DIRECTIONS FOR THIS TASK: Print every entry exactly as written.

Dataset items:
______________________________

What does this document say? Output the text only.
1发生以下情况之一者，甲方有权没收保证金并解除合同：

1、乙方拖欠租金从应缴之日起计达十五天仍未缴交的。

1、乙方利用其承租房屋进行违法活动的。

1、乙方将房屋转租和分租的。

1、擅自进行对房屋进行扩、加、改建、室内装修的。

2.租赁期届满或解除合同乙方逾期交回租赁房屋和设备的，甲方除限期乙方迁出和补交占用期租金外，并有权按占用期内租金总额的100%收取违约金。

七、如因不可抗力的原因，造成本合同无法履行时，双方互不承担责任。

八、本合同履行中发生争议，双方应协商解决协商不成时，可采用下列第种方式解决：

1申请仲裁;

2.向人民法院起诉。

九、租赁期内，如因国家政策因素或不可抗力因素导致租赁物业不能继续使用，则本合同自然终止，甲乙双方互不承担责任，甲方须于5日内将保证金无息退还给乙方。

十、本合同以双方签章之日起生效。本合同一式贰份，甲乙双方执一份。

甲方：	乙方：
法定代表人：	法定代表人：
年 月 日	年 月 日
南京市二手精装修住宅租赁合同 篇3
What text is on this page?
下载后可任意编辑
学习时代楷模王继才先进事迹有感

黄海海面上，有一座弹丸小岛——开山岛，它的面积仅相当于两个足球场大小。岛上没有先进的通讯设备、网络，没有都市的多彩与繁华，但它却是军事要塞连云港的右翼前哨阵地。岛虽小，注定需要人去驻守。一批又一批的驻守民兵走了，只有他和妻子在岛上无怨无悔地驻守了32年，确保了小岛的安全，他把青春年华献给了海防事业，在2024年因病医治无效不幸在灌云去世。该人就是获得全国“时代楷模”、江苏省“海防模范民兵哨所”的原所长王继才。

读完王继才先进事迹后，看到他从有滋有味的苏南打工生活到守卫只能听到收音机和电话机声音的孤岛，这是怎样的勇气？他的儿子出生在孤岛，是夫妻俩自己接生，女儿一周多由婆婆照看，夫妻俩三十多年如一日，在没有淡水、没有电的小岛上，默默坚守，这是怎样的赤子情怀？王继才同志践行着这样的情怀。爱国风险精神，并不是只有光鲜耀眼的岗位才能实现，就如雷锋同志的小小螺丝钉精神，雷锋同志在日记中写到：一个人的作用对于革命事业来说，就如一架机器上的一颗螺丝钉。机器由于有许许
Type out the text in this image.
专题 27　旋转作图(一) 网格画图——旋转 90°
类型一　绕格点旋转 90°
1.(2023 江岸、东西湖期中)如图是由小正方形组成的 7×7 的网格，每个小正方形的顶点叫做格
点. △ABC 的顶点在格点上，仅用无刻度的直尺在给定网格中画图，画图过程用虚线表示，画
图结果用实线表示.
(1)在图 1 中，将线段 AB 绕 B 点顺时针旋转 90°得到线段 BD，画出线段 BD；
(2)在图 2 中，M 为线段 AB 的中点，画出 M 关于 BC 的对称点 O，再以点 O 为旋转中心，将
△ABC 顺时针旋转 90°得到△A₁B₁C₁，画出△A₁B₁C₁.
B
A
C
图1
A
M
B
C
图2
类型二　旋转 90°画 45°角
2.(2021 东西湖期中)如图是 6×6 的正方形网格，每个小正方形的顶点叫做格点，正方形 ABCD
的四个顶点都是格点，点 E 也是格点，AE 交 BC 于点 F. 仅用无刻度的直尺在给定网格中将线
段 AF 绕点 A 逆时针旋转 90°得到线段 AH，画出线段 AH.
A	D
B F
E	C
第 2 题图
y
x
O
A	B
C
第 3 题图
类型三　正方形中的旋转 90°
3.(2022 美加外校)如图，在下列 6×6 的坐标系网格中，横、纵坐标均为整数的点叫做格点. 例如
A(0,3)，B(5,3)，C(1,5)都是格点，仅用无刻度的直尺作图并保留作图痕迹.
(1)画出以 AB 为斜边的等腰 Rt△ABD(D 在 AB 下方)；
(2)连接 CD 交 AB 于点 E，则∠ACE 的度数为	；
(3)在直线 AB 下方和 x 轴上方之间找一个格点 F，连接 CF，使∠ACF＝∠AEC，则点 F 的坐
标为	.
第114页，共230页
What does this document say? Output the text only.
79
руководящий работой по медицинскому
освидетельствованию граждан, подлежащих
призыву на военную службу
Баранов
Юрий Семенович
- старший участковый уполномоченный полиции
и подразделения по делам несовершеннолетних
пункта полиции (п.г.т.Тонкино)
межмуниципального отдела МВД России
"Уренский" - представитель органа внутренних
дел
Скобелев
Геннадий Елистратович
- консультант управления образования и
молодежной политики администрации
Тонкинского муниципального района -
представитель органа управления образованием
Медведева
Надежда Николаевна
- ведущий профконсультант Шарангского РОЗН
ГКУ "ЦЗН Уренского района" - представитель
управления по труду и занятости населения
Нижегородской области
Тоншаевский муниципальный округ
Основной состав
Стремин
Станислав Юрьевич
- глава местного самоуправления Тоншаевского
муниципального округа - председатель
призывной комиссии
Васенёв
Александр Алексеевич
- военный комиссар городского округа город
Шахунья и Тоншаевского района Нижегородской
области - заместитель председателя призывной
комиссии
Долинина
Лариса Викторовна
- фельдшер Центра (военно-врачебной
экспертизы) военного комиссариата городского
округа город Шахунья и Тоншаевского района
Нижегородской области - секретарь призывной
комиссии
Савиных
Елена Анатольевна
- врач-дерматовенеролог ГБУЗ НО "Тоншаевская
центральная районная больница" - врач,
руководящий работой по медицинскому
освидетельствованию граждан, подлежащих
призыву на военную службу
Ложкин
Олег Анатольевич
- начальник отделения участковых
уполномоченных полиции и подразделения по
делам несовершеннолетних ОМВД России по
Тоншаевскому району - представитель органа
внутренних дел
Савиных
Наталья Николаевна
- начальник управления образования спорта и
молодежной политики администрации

______________________________

SOLUTION TO THIS PROBLEM:
What does this document say? Output the text only.
1发生以下情况之一者，甲方有权没收保证金并解除合同：

1、乙方拖欠租金从应缴之日起计达十五天仍未缴交的。

1、乙方利用其承租房屋进行违法活动的。

1、乙方将房屋转租和分租的。

1、擅自进行对房屋进行扩、加、改建、室内装修的。

2.租赁期届满或解除合同乙方逾期交回租赁房屋和设备的，甲方除限期乙方迁出和补交占用期租金外，并有权按占用期内租金总额的100%收取违约金。

七、如因不可抗力的原因，造成本合同无法履行时，双方互不承担责任。

八、本合同履行中发生争议，双方应协商解决协商不成时，可采用下列第种方式解决：

1申请仲裁;

2.向人民法院起诉。

九、租赁期内，如因国家政策因素或不可抗力因素导致租赁物业不能继续使用，则本合同自然终止，甲乙双方互不承担责任，甲方须于5日内将保证金无息退还给乙方。

十、本合同以双方签章之日起生效。本合同一式贰份，甲乙双方执一份。

甲方：	乙方：
法定代表人：	法定代表人：
年 月 日	年 月 日
南京市二手精装修住宅租赁合同 篇3
What text is on this page?
下载后可任意编辑
学习时代楷模王继才先进事迹有感

黄海海面上，有一座弹丸小岛——开山岛，它的面积仅相当于两个足球场大小。岛上没有先进的通讯设备、网络，没有都市的多彩与繁华，但它却是军事要塞连云港的右翼前哨阵地。岛虽小，注定需要人去驻守。一批又一批的驻守民兵走了，只有他和妻子在岛上无怨无悔地驻守了32年，确保了小岛的安全，他把青春年华献给了海防事业，在2024年因病医治无效不幸在灌云去世。该人就是获得全国“时代楷模”、江苏省“海防模范民兵哨所”的原所长王继才。

读完王继才先进事迹后，看到他从有滋有味的苏南打工生活到守卫只能听到收音机和电话机声音的孤岛，这是怎样的勇气？他的儿子出生在孤岛，是夫妻俩自己接生，女儿一周多由婆婆照看，夫妻俩三十多年如一日，在没有淡水、没有电的小岛上，默默坚守，这是怎样的赤子情怀？王继才同志践行着这样的情怀。爱国风险精神，并不是只有光鲜耀眼的岗位才能实现，就如雷锋同志的小小螺丝钉精神，雷锋同志在日记中写到：一个人的作用对于革命事业来说，就如一架机器上的一颗螺丝钉。机器由于有许许
Type out the text in this image.
专题 27　旋转作图(一) 网格画图——旋转 90°
类型一　绕格点旋转 90°
1.(2023 江岸、东西湖期中)如图是由小正方形组成的 7×7 的网格，每个小正方形的顶点叫做格
点. △ABC 的顶点在格点上，仅用无刻度的直尺在给定网格中画图，画图过程用虚线表示，画
图结果用实线表示.
(1)在图 1 中，将线段 AB 绕 B 点顺时针旋转 90°得到线段 BD，画出线段 BD；
(2)在图 2 中，M 为线段 AB 的中点，画出 M 关于 BC 的对称点 O，再以点 O 为旋转中心，将
△ABC 顺时针旋转 90°得到△A₁B₁C₁，画出△A₁B₁C₁.
B
A
C
图1
A
M
B
C
图2
类型二　旋转 90°画 45°角
2.(2021 东西湖期中)如图是 6×6 的正方形网格，每个小正方形的顶点叫做格点，正方形 ABCD
的四个顶点都是格点，点 E 也是格点，AE 交 BC 于点 F. 仅用无刻度的直尺在给定网格中将线
段 AF 绕点 A 逆时针旋转 90°得到线段 AH，画出线段 AH.
A	D
B F
E	C
第 2 题图
y
x
O
A	B
C
第 3 题图
类型三　正方形中的旋转 90°
3.(2022 美加外校)如图，在下列 6×6 的坐标系网格中，横、纵坐标均为整数的点叫做格点. 例如
A(0,3)，B(5,3)，C(1,5)都是格点，仅用无刻度的直尺作图并保留作图痕迹.
(1)画出以 AB 为斜边的等腰 Rt△ABD(D 在 AB 下方)；
(2)连接 CD 交 AB 于点 E，则∠ACE 的度数为	；
(3)在直线 AB 下方和 x 轴上方之间找一个格点 F，连接 CF，使∠ACF＝∠AEC，则点 F 的坐
标为	.
第114页，共230页
What does this document say? Output the text only.
79
руководящий работой по медицинскому
освидетельствованию граждан, подлежащих
призыву на военную службу
Баранов
Юрий Семенович
- старший участковый уполномоченный полиции
и подразделения по делам несовершеннолетних
пункта полиции (п.г.т.Тонкино)
межмуниципального отдела МВД России
"Уренский" - представитель органа внутренних
дел
Скобелев
Геннадий Елистратович
- консультант управления образования и
молодежной политики администрации
Тонкинского муниципального района -
представитель органа управления образованием
Медведева
Надежда Николаевна
- ведущий профконсультант Шарангского РОЗН
ГКУ "ЦЗН Уренского района" - представитель
управления по труду и занятости населения
Нижегородской области
Тоншаевский муниципальный округ
Основной состав
Стремин
Станислав Юрьевич
- глава местного самоуправления Тоншаевского
муниципального округа - председатель
призывной комиссии
Васенёв
Александр Алексеевич
- военный комиссар городского округа город
Шахунья и Тоншаевского района Нижегородской
области - заместитель председателя призывной
комиссии
Долинина
Лариса Викторовна
- фельдшер Центра (военно-врачебной
экспертизы) военного комиссариата городского
округа город Шахунья и Тоншаевского района
Нижегородской области - секретарь призывной
комиссии
Савиных
Елена Анатольевна
- врач-дерматовенеролог ГБУЗ НО "Тоншаевская
центральная районная больница" - врач,
руководящий работой по медицинскому
освидетельствованию граждан, подлежащих
призыву на военную службу
Ложкин
Олег Анатольевич
- начальник отделения участковых
уполномоченных полиции и подразделения по
делам несовершеннолетних ОМВД России по
Тоншаевскому району - представитель органа
внутренних дел
Савиных
Наталья Николаевна
- начальник управления образования спорта и
молодежной политики администрации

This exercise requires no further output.